The exercise: Output all lines exactly, with nothing added or dropped.

/---

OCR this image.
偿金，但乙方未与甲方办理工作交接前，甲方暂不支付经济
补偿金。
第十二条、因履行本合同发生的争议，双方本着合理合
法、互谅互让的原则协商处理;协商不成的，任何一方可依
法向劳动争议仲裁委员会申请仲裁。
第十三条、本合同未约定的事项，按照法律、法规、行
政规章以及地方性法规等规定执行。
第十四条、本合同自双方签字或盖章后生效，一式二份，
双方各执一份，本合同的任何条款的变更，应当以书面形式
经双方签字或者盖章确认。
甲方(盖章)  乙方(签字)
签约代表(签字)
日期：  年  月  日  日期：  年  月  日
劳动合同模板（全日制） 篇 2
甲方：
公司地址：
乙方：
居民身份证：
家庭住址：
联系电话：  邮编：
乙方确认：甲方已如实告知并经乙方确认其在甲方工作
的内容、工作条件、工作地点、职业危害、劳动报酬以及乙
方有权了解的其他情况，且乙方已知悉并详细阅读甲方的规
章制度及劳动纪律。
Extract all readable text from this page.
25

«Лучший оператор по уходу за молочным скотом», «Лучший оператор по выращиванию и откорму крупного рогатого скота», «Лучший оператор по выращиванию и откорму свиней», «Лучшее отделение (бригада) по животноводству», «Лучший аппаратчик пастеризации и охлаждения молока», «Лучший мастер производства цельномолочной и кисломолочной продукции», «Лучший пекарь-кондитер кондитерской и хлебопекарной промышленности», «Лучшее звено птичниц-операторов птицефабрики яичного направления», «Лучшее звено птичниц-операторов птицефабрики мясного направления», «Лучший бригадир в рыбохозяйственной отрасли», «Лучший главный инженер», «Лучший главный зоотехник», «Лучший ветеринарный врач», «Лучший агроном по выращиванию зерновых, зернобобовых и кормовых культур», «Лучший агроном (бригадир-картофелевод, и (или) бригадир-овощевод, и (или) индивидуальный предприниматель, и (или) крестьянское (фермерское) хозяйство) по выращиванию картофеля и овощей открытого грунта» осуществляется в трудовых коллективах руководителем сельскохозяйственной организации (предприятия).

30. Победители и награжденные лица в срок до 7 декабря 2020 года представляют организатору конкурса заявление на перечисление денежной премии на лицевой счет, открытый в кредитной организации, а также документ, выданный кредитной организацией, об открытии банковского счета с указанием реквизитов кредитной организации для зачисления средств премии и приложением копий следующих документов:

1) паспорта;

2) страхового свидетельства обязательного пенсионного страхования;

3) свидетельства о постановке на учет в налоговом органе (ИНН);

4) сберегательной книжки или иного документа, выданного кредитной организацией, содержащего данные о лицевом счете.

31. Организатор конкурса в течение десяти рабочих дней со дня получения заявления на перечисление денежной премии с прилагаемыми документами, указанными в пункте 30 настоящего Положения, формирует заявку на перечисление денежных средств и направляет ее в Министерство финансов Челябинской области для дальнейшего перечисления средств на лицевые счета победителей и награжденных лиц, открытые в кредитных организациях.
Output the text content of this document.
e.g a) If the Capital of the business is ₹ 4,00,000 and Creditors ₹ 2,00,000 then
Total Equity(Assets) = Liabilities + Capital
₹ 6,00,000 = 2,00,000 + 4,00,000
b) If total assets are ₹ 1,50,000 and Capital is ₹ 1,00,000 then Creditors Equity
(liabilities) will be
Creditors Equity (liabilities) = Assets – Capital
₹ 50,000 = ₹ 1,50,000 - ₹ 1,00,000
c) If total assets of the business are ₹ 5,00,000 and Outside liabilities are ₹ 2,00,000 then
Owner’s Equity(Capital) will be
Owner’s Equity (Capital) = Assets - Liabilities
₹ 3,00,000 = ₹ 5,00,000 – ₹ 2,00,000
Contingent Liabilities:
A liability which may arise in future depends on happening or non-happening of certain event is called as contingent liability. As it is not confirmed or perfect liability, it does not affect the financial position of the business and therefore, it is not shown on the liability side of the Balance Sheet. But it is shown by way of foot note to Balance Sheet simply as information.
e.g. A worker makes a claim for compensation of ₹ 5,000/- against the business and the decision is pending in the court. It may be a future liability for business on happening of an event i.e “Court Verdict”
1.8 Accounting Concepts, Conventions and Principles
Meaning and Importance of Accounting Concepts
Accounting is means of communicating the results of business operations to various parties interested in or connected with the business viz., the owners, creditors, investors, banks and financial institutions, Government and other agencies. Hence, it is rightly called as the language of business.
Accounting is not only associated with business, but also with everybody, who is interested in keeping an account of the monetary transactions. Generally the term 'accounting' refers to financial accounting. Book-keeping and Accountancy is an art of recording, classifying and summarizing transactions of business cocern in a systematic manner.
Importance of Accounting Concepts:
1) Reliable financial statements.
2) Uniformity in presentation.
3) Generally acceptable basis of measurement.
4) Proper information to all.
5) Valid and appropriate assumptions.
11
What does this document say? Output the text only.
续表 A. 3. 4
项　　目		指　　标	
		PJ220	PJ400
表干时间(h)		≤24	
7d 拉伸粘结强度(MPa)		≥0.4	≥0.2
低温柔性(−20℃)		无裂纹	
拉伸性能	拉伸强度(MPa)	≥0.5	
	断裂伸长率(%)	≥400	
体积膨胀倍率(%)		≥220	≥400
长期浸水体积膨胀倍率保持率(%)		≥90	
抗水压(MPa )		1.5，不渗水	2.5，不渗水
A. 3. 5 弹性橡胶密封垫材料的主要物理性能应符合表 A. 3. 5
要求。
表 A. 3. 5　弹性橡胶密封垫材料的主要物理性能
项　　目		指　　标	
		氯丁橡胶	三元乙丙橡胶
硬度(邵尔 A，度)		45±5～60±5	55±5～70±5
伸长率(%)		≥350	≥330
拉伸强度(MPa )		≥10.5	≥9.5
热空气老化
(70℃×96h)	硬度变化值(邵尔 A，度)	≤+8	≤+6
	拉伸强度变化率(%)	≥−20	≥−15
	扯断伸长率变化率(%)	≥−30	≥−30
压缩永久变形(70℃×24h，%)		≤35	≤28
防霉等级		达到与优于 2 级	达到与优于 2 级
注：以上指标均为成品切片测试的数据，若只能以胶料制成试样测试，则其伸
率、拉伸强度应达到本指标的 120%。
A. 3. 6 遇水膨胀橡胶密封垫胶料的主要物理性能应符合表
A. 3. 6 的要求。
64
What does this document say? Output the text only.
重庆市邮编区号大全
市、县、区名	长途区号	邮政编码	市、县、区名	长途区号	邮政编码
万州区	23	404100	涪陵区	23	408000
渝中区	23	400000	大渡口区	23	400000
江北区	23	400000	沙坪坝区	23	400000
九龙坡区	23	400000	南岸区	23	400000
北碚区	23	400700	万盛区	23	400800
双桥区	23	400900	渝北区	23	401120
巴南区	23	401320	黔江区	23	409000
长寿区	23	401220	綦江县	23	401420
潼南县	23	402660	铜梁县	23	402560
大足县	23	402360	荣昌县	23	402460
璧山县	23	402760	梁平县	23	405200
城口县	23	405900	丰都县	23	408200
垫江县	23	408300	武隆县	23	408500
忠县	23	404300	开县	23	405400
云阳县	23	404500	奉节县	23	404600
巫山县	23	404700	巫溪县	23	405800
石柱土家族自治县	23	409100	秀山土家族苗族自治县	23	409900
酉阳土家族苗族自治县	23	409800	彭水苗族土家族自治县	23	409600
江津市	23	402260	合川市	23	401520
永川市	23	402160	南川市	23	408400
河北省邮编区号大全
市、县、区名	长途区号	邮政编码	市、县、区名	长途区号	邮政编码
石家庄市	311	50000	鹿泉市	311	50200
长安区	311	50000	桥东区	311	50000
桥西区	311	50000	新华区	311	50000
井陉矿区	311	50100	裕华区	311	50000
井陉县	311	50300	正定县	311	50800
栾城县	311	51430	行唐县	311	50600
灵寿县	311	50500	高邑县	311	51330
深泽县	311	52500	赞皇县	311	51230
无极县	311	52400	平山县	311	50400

\---

Complete response:
OCR this image.
偿金，但乙方未与甲方办理工作交接前，甲方暂不支付经济
补偿金。
第十二条、因履行本合同发生的争议，双方本着合理合
法、互谅互让的原则协商处理;协商不成的，任何一方可依
法向劳动争议仲裁委员会申请仲裁。
第十三条、本合同未约定的事项，按照法律、法规、行
政规章以及地方性法规等规定执行。
第十四条、本合同自双方签字或盖章后生效，一式二份，
双方各执一份，本合同的任何条款的变更，应当以书面形式
经双方签字或者盖章确认。
甲方(盖章)  乙方(签字)
签约代表(签字)
日期：  年  月  日  日期：  年  月  日
劳动合同模板（全日制） 篇 2
甲方：
公司地址：
乙方：
居民身份证：
家庭住址：
联系电话：  邮编：
乙方确认：甲方已如实告知并经乙方确认其在甲方工作
的内容、工作条件、工作地点、职业危害、劳动报酬以及乙
方有权了解的其他情况，且乙方已知悉并详细阅读甲方的规
章制度及劳动纪律。
Extract all readable text from this page.
25

«Лучший оператор по уходу за молочным скотом», «Лучший оператор по выращиванию и откорму крупного рогатого скота», «Лучший оператор по выращиванию и откорму свиней», «Лучшее отделение (бригада) по животноводству», «Лучший аппаратчик пастеризации и охлаждения молока», «Лучший мастер производства цельномолочной и кисломолочной продукции», «Лучший пекарь-кондитер кондитерской и хлебопекарной промышленности», «Лучшее звено птичниц-операторов птицефабрики яичного направления», «Лучшее звено птичниц-операторов птицефабрики мясного направления», «Лучший бригадир в рыбохозяйственной отрасли», «Лучший главный инженер», «Лучший главный зоотехник», «Лучший ветеринарный врач», «Лучший агроном по выращиванию зерновых, зернобобовых и кормовых культур», «Лучший агроном (бригадир-картофелевод, и (или) бригадир-овощевод, и (или) индивидуальный предприниматель, и (или) крестьянское (фермерское) хозяйство) по выращиванию картофеля и овощей открытого грунта» осуществляется в трудовых коллективах руководителем сельскохозяйственной организации (предприятия).

30. Победители и награжденные лица в срок до 7 декабря 2020 года представляют организатору конкурса заявление на перечисление денежной премии на лицевой счет, открытый в кредитной организации, а также документ, выданный кредитной организацией, об открытии банковского счета с указанием реквизитов кредитной организации для зачисления средств премии и приложением копий следующих документов:

1) паспорта;

2) страхового свидетельства обязательного пенсионного страхования;

3) свидетельства о постановке на учет в налоговом органе (ИНН);

4) сберегательной книжки или иного документа, выданного кредитной организацией, содержащего данные о лицевом счете.

31. Организатор конкурса в течение десяти рабочих дней со дня получения заявления на перечисление денежной премии с прилагаемыми документами, указанными в пункте 30 настоящего Положения, формирует заявку на перечисление денежных средств и направляет ее в Министерство финансов Челябинской области для дальнейшего перечисления средств на лицевые счета победителей и награжденных лиц, открытые в кредитных организациях.
Output the text content of this document.
e.g a) If the Capital of the business is ₹ 4,00,000 and Creditors ₹ 2,00,000 then
Total Equity(Assets) = Liabilities + Capital
₹ 6,00,000 = 2,00,000 + 4,00,000
b) If total assets are ₹ 1,50,000 and Capital is ₹ 1,00,000 then Creditors Equity
(liabilities) will be
Creditors Equity (liabilities) = Assets – Capital
₹ 50,000 = ₹ 1,50,000 - ₹ 1,00,000
c) If total assets of the business are ₹ 5,00,000 and Outside liabilities are ₹ 2,00,000 then
Owner’s Equity(Capital) will be
Owner’s Equity (Capital) = Assets - Liabilities
₹ 3,00,000 = ₹ 5,00,000 – ₹ 2,00,000
Contingent Liabilities:
A liability which may arise in future depends on happening or non-happening of certain event is called as contingent liability. As it is not confirmed or perfect liability, it does not affect the financial position of the business and therefore, it is not shown on the liability side of the Balance Sheet. But it is shown by way of foot note to Balance Sheet simply as information.
e.g. A worker makes a claim for compensation of ₹ 5,000/- against the business and the decision is pending in the court. It may be a future liability for business on happening of an event i.e “Court Verdict”
1.8 Accounting Concepts, Conventions and Principles
Meaning and Importance of Accounting Concepts
Accounting is means of communicating the results of business operations to various parties interested in or connected with the business viz., the owners, creditors, investors, banks and financial institutions, Government and other agencies. Hence, it is rightly called as the language of business.
Accounting is not only associated with business, but also with everybody, who is interested in keeping an account of the monetary transactions. Generally the term 'accounting' refers to financial accounting. Book-keeping and Accountancy is an art of recording, classifying and summarizing transactions of business cocern in a systematic manner.
Importance of Accounting Concepts:
1) Reliable financial statements.
2) Uniformity in presentation.
3) Generally acceptable basis of measurement.
4) Proper information to all.
5) Valid and appropriate assumptions.
11
What does this document say? Output the text only.
续表 A. 3. 4
项　　目		指　　标	
		PJ220	PJ400
表干时间(h)		≤24	
7d 拉伸粘结强度(MPa)		≥0.4	≥0.2
低温柔性(−20℃)		无裂纹	
拉伸性能	拉伸强度(MPa)	≥0.5	
	断裂伸长率(%)	≥400	
体积膨胀倍率(%)		≥220	≥400
长期浸水体积膨胀倍率保持率(%)		≥90	
抗水压(MPa )		1.5，不渗水	2.5，不渗水
A. 3. 5 弹性橡胶密封垫材料的主要物理性能应符合表 A. 3. 5
要求。
表 A. 3. 5　弹性橡胶密封垫材料的主要物理性能
项　　目		指　　标	
		氯丁橡胶	三元乙丙橡胶
硬度(邵尔 A，度)		45±5～60±5	55±5～70±5
伸长率(%)		≥350	≥330
拉伸强度(MPa )		≥10.5	≥9.5
热空气老化
(70℃×96h)	硬度变化值(邵尔 A，度)	≤+8	≤+6
	拉伸强度变化率(%)	≥−20	≥−15
	扯断伸长率变化率(%)	≥−30	≥−30
压缩永久变形(70℃×24h，%)		≤35	≤28
防霉等级		达到与优于 2 级	达到与优于 2 级
注：以上指标均为成品切片测试的数据，若只能以胶料制成试样测试，则其伸
率、拉伸强度应达到本指标的 120%。
A. 3. 6 遇水膨胀橡胶密封垫胶料的主要物理性能应符合表
A. 3. 6 的要求。
64
What does this document say? Output the text only.
重庆市邮编区号大全
市、县、区名	长途区号	邮政编码	市、县、区名	长途区号	邮政编码
万州区	23	404100	涪陵区	23	408000
渝中区	23	400000	大渡口区	23	400000
江北区	23	400000	沙坪坝区	23	400000
九龙坡区	23	400000	南岸区	23	400000
北碚区	23	400700	万盛区	23	400800
双桥区	23	400900	渝北区	23	401120
巴南区	23	401320	黔江区	23	409000
长寿区	23	401220	綦江县	23	401420
潼南县	23	402660	铜梁县	23	402560
大足县	23	402360	荣昌县	23	402460
璧山县	23	402760	梁平县	23	405200
城口县	23	405900	丰都县	23	408200
垫江县	23	408300	武隆县	23	408500
忠县	23	404300	开县	23	405400
云阳县	23	404500	奉节县	23	404600
巫山县	23	404700	巫溪县	23	405800
石柱土家族自治县	23	409100	秀山土家族苗族自治县	23	409900
酉阳土家族苗族自治县	23	409800	彭水苗族土家族自治县	23	409600
江津市	23	402260	合川市	23	401520
永川市	23	402160	南川市	23	408400
河北省邮编区号大全
市、县、区名	长途区号	邮政编码	市、县、区名	长途区号	邮政编码
石家庄市	311	50000	鹿泉市	311	50200
长安区	311	50000	桥东区	311	50000
桥西区	311	50000	新华区	311	50000
井陉矿区	311	50100	裕华区	311	50000
井陉县	311	50300	正定县	311	50800
栾城县	311	51430	行唐县	311	50600
灵寿县	311	50500	高邑县	311	51330
深泽县	311	52500	赞皇县	311	51230
无极县	311	52400	平山县	311	50400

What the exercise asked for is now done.